* _WHAT IS REQUIRED_
The records that follow are to be repeated without alteration.
-- START OF DATA PROVIDED --
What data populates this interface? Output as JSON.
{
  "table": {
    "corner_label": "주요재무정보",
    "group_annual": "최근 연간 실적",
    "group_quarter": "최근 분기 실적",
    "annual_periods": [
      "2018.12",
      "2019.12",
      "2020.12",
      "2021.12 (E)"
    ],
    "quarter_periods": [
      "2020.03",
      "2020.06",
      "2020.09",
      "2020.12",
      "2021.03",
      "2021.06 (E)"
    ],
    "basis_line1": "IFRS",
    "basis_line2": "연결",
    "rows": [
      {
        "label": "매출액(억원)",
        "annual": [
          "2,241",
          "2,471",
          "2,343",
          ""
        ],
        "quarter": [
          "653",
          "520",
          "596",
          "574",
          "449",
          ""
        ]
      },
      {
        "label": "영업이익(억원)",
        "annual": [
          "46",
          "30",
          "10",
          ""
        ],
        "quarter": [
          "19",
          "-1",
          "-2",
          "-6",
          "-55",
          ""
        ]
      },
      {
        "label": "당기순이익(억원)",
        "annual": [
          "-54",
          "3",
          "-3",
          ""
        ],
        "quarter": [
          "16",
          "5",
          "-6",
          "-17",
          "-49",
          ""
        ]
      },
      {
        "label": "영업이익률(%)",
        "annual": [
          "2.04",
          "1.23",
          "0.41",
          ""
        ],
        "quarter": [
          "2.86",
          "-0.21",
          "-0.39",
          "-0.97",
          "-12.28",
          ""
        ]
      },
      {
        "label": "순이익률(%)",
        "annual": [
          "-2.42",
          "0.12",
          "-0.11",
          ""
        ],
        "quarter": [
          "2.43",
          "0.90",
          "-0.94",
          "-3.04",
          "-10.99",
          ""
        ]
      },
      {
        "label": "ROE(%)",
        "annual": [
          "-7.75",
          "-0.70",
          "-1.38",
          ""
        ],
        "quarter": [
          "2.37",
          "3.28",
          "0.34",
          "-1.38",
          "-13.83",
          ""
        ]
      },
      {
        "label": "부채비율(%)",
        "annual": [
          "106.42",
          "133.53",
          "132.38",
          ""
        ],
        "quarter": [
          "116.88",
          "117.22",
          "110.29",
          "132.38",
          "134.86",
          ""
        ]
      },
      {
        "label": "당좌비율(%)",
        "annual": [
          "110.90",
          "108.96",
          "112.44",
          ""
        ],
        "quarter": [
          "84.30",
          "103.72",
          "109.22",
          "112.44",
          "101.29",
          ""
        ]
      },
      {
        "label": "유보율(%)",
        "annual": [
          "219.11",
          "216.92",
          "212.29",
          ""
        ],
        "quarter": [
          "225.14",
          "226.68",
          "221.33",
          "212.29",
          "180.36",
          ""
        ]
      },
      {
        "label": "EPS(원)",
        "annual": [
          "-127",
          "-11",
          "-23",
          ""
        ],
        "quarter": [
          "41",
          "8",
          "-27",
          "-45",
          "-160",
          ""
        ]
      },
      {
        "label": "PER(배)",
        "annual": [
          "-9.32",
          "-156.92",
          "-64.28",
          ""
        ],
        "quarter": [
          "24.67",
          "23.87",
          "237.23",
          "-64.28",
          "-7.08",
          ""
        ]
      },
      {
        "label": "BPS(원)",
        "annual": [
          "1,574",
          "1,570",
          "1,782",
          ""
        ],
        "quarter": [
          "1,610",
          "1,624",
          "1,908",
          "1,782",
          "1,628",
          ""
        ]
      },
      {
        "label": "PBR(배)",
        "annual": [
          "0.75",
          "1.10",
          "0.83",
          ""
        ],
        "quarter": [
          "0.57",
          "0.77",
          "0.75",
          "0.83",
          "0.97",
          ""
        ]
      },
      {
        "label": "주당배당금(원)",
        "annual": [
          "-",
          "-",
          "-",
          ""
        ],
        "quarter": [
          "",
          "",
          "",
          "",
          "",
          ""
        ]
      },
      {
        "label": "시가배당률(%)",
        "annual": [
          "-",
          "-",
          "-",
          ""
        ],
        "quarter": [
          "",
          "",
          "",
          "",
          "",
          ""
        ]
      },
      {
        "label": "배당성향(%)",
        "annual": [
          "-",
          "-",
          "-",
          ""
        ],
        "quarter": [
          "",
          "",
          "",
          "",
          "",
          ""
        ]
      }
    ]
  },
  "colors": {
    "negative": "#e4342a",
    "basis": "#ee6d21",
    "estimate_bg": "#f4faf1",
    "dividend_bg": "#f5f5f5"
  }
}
-- END OF DATA PROVIDED --
* _EXPECTED ANSWER_
What data populates this interface? Output as JSON.
{
  "table": {
    "corner_label": "주요재무정보",
    "group_annual": "최근 연간 실적",
    "group_quarter": "최근 분기 실적",
    "annual_periods": [
      "2018.12",
      "2019.12",
      "2020.12",
      "2021.12 (E)"
    ],
    "quarter_periods": [
      "2020.03",
      "2020.06",
      "2020.09",
      "2020.12",
      "2021.03",
      "2021.06 (E)"
    ],
    "basis_line1": "IFRS",
    "basis_line2": "연결",
    "rows": [
      {
        "label": "매출액(억원)",
        "annual": [
          "2,241",
          "2,471",
          "2,343",
          ""
        ],
        "quarter": [
          "653",
          "520",
          "596",
          "574",
          "449",
          ""
        ]
      },
      {
        "label": "영업이익(억원)",
        "annual": [
          "46",
          "30",
          "10",
          ""
        ],
        "quarter": [
          "19",
          "-1",
          "-2",
          "-6",
          "-55",
          ""
        ]
      },
      {
        "label": "당기순이익(억원)",
        "annual": [
          "-54",
          "3",
          "-3",
          ""
        ],
        "quarter": [
          "16",
          "5",
          "-6",
          "-17",
          "-49",
          ""
        ]
      },
      {
        "label": "영업이익률(%)",
        "annual": [
          "2.04",
          "1.23",
          "0.41",
          ""
        ],
        "quarter": [
          "2.86",
          "-0.21",
          "-0.39",
          "-0.97",
          "-12.28",
          ""
        ]
      },
      {
        "label": "순이익률(%)",
        "annual": [
          "-2.42",
          "0.12",
          "-0.11",
          ""
        ],
        "quarter": [
          "2.43",
          "0.90",
          "-0.94",
          "-3.04",
          "-10.99",
          ""
        ]
      },
      {
        "label": "ROE(%)",
        "annual": [
          "-7.75",
          "-0.70",
          "-1.38",
          ""
        ],
        "quarter": [
          "2.37",
          "3.28",
          "0.34",
          "-1.38",
          "-13.83",
          ""
        ]
      },
      {
        "label": "부채비율(%)",
        "annual": [
          "106.42",
          "133.53",
          "132.38",
          ""
        ],
        "quarter": [
          "116.88",
          "117.22",
          "110.29",
          "132.38",
          "134.86",
          ""
        ]
      },
      {
        "label": "당좌비율(%)",
        "annual": [
          "110.90",
          "108.96",
          "112.44",
          ""
        ],
        "quarter": [
          "84.30",
          "103.72",
          "109.22",
          "112.44",
          "101.29",
          ""
        ]
      },
      {
        "label": "유보율(%)",
        "annual": [
          "219.11",
          "216.92",
          "212.29",
          ""
        ],
        "quarter": [
          "225.14",
          "226.68",
          "221.33",
          "212.29",
          "180.36",
          ""
        ]
      },
      {
        "label": "EPS(원)",
        "annual": [
          "-127",
          "-11",
          "-23",
          ""
        ],
        "quarter": [
          "41",
          "8",
          "-27",
          "-45",
          "-160",
          ""
        ]
      },
      {
        "label": "PER(배)",
        "annual": [
          "-9.32",
          "-156.92",
          "-64.28",
          ""
        ],
        "quarter": [
          "24.67",
          "23.87",
          "237.23",
          "-64.28",
          "-7.08",
          ""
        ]
      },
      {
        "label": "BPS(원)",
        "annual": [
          "1,574",
          "1,570",
          "1,782",
          ""
        ],
        "quarter": [
          "1,610",
          "1,624",
          "1,908",
          "1,782",
          "1,628",
          ""
        ]
      },
      {
        "label": "PBR(배)",
        "annual": [
          "0.75",
          "1.10",
          "0.83",
          ""
        ],
        "quarter": [
          "0.57",
          "0.77",
          "0.75",
          "0.83",
          "0.97",
          ""
        ]
      },
      {
        "label": "주당배당금(원)",
        "annual": [
          "-",
          "-",
          "-",
          ""
        ],
        "quarter": [
          "",
          "",
          "",
          "",
          "",
          ""
        ]
      },
      {
        "label": "시가배당률(%)",
        "annual": [
          "-",
          "-",
          "-",
          ""
        ],
        "quarter": [
          "",
          "",
          "",
          "",
          "",
          ""
        ]
      },
      {
        "label": "배당성향(%)",
        "annual": [
          "-",
          "-",
          "-",
          ""
        ],
        "quarter": [
          "",
          "",
          "",
          "",
          "",
          ""
        ]
      }
    ]
  },
  "colors": {
    "negative": "#e4342a",
    "basis": "#ee6d21",
    "estimate_bg": "#f4faf1",
    "dividend_bg": "#f5f5f5"
  }
}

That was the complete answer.